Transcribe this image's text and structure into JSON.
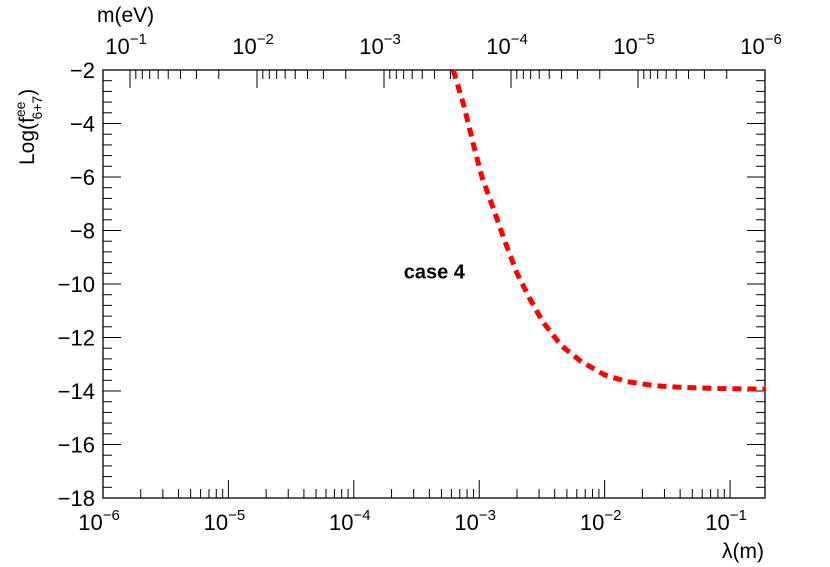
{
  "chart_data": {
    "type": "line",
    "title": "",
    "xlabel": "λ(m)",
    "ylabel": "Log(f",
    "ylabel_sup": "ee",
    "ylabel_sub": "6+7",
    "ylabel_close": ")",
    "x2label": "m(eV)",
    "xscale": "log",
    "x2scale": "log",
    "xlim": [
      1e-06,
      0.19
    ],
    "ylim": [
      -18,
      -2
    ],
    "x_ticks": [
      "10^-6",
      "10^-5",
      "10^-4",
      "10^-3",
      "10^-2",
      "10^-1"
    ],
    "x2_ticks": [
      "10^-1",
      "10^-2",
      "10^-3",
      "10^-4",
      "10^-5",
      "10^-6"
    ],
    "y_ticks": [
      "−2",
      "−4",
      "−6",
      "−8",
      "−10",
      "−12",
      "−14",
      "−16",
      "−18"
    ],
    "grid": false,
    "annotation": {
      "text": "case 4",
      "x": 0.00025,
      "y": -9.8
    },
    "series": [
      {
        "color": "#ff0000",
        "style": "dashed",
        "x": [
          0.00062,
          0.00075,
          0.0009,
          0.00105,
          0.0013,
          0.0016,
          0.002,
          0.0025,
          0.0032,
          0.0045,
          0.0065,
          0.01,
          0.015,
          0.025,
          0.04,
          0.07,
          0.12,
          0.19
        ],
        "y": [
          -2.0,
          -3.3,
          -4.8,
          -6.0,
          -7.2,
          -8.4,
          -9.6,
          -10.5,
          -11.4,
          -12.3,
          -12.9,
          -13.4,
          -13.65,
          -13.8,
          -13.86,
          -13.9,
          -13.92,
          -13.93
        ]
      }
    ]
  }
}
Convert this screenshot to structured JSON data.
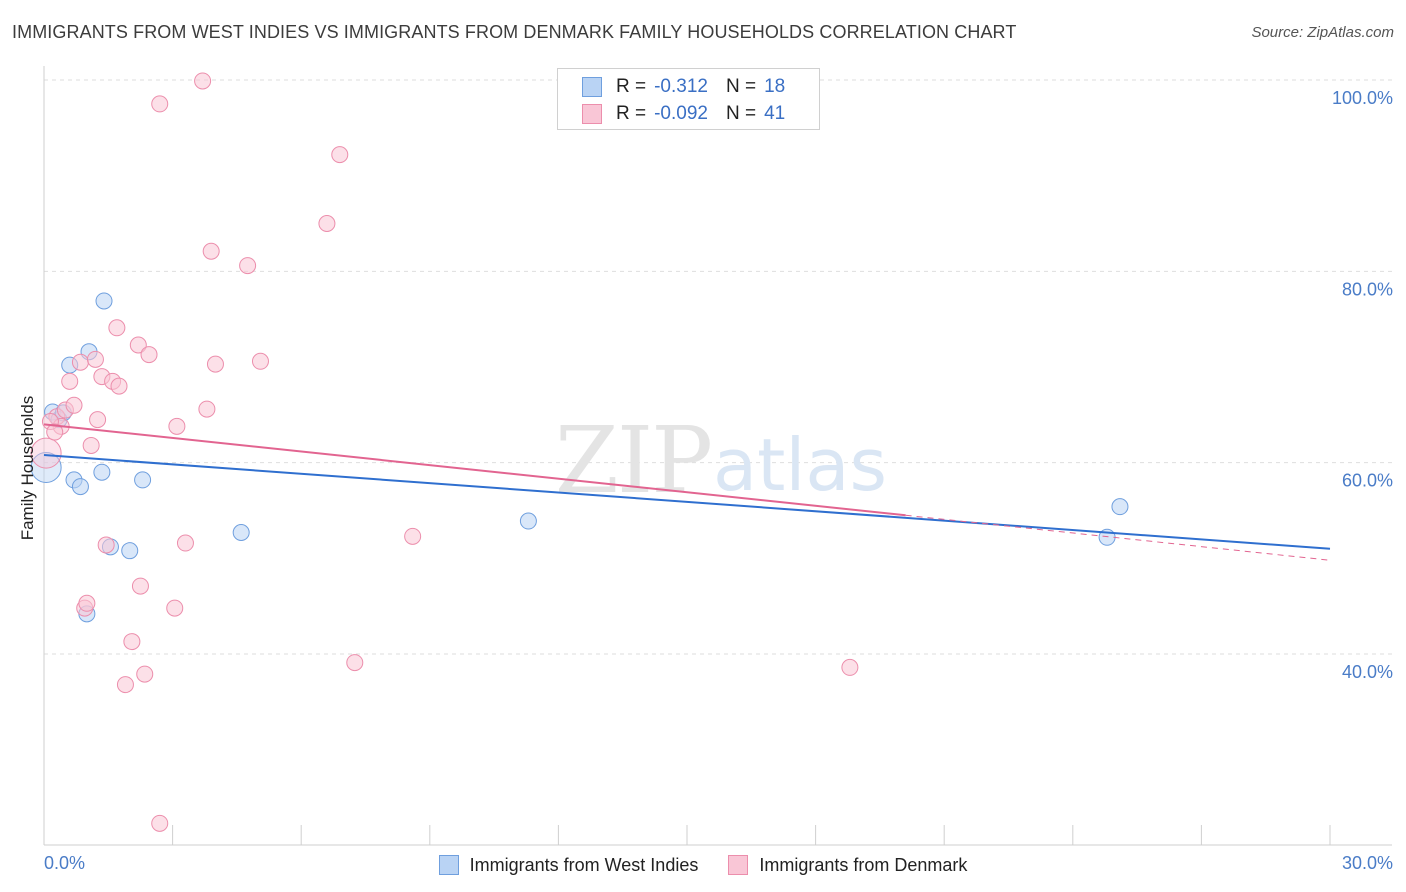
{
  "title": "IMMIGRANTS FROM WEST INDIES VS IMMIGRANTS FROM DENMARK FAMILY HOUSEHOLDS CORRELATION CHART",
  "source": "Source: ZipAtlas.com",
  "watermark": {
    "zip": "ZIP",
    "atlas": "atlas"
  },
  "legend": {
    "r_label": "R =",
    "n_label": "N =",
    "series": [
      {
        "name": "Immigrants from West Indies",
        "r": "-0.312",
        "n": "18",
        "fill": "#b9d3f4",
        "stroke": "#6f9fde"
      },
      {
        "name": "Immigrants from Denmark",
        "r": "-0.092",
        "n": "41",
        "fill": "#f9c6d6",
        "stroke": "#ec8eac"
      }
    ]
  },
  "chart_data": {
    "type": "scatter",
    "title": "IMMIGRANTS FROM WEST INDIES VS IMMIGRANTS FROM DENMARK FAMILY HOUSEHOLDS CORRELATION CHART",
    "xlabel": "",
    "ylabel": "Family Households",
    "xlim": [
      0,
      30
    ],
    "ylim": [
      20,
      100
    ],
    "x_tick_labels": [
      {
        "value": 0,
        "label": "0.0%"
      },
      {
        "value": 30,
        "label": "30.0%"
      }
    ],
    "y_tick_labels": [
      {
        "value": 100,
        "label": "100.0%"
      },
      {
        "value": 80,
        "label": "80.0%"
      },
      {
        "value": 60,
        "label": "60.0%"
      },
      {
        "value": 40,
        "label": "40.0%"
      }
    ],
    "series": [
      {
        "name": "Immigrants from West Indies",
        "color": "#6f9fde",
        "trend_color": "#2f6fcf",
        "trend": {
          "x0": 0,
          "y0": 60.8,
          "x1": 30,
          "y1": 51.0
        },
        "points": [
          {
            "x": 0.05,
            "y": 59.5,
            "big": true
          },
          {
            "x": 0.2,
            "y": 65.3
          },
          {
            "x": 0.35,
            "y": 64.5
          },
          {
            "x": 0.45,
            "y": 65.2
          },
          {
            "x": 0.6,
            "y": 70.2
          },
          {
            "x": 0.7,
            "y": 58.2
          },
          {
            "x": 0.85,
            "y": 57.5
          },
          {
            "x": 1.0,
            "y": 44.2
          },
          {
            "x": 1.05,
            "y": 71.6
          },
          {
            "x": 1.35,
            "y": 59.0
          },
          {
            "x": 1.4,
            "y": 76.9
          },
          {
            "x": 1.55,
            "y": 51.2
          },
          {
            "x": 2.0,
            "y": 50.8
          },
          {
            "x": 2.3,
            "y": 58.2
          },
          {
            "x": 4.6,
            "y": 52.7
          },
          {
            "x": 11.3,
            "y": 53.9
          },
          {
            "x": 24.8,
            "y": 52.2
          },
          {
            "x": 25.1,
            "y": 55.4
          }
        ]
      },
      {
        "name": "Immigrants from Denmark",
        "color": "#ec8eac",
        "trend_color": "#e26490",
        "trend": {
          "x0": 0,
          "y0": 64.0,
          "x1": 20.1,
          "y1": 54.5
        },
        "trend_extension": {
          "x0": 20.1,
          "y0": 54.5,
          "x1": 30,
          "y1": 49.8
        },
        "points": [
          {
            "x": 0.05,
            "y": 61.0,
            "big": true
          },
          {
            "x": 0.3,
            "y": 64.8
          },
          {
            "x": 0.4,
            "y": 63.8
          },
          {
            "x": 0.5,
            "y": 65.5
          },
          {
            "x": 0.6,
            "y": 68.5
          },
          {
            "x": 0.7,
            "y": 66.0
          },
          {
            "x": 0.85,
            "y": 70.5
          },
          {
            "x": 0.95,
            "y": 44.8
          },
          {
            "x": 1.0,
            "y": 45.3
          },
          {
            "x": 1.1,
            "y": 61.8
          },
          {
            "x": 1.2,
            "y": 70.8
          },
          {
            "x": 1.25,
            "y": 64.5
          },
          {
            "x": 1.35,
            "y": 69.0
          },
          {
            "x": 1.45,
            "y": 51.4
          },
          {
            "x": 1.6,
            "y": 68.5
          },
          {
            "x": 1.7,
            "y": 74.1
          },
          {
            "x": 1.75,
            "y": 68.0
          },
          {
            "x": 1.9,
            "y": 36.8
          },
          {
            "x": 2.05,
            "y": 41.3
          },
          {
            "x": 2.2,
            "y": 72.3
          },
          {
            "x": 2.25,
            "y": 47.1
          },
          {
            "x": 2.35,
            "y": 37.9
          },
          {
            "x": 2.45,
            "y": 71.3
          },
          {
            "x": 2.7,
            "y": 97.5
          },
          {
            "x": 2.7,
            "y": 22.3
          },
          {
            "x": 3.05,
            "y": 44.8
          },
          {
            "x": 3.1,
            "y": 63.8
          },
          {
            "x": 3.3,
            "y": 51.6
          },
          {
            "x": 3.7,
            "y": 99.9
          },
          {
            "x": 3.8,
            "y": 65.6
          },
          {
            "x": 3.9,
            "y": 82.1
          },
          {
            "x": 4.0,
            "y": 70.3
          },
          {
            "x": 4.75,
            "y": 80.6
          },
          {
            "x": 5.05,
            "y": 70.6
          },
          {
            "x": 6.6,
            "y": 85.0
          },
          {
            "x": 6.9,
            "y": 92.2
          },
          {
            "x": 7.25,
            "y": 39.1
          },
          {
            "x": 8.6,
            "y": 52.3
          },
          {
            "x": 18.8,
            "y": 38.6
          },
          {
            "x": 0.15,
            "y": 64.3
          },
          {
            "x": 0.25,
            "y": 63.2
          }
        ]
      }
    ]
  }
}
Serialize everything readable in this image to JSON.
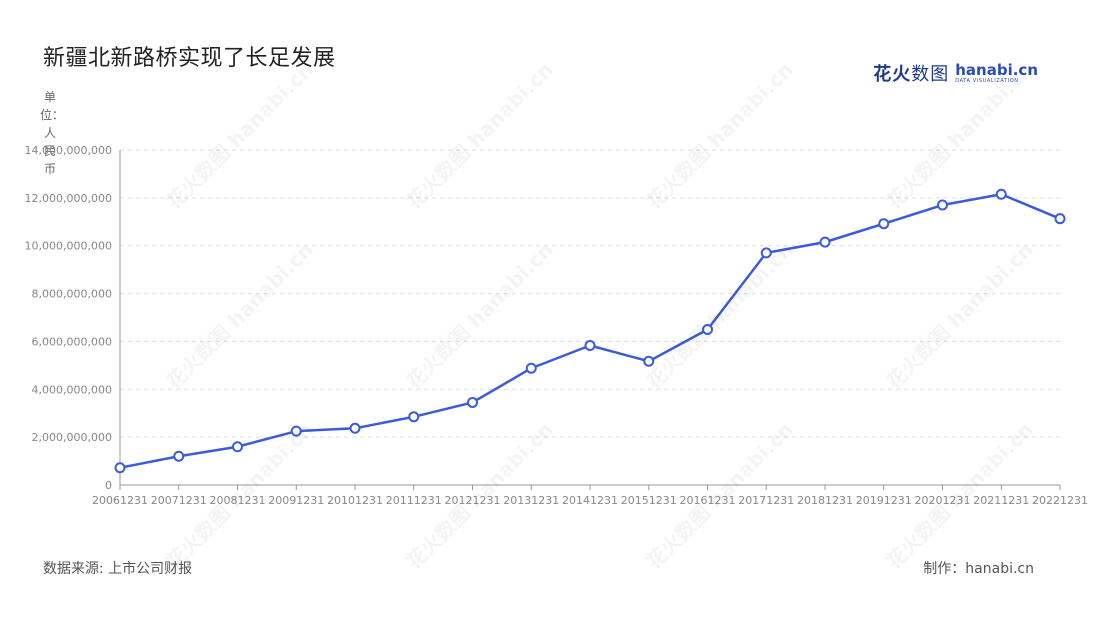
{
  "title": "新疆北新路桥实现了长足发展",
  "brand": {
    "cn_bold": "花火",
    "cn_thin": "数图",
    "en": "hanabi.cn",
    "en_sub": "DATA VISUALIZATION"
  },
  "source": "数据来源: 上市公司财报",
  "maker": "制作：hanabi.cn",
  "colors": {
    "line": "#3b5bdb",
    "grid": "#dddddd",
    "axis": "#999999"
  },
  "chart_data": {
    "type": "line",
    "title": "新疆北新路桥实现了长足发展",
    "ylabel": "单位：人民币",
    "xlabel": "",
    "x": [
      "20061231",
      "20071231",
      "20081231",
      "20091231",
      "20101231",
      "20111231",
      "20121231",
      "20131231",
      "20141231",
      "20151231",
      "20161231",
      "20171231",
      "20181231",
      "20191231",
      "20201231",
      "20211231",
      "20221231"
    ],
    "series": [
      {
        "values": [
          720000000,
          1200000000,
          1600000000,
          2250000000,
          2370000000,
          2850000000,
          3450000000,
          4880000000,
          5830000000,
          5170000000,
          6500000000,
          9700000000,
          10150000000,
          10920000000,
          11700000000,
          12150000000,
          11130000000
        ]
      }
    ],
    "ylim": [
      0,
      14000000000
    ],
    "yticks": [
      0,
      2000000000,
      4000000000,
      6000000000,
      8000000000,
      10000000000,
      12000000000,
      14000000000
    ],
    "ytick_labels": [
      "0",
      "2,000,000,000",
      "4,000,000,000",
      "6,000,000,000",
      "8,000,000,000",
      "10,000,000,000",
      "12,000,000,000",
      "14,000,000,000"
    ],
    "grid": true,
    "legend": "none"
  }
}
• • • • •
_WRITTEN EXERCISE_:
Write out an exact reproduction of the lines from the line that holds "Serialize everything readable" to the bottom of the listing above, both ends included. Exclude pictures.

_RIGHT ANSWER_:
Serialize everything readable in this image to JSON.
{
  "title": "新疆北新路桥实现了长足发展",
  "brand": {
    "cn_bold": "花火",
    "cn_thin": "数图",
    "en": "hanabi.cn",
    "en_sub": "DATA VISUALIZATION"
  },
  "source": "数据来源: 上市公司财报",
  "maker": "制作：hanabi.cn",
  "colors": {
    "line": "#3b5bdb",
    "grid": "#dddddd",
    "axis": "#999999"
  },
  "chart_data": {
    "type": "line",
    "title": "新疆北新路桥实现了长足发展",
    "ylabel": "单位：人民币",
    "xlabel": "",
    "x": [
      "20061231",
      "20071231",
      "20081231",
      "20091231",
      "20101231",
      "20111231",
      "20121231",
      "20131231",
      "20141231",
      "20151231",
      "20161231",
      "20171231",
      "20181231",
      "20191231",
      "20201231",
      "20211231",
      "20221231"
    ],
    "series": [
      {
        "values": [
          720000000,
          1200000000,
          1600000000,
          2250000000,
          2370000000,
          2850000000,
          3450000000,
          4880000000,
          5830000000,
          5170000000,
          6500000000,
          9700000000,
          10150000000,
          10920000000,
          11700000000,
          12150000000,
          11130000000
        ]
      }
    ],
    "ylim": [
      0,
      14000000000
    ],
    "yticks": [
      0,
      2000000000,
      4000000000,
      6000000000,
      8000000000,
      10000000000,
      12000000000,
      14000000000
    ],
    "ytick_labels": [
      "0",
      "2,000,000,000",
      "4,000,000,000",
      "6,000,000,000",
      "8,000,000,000",
      "10,000,000,000",
      "12,000,000,000",
      "14,000,000,000"
    ],
    "grid": true,
    "legend": "none"
  }
}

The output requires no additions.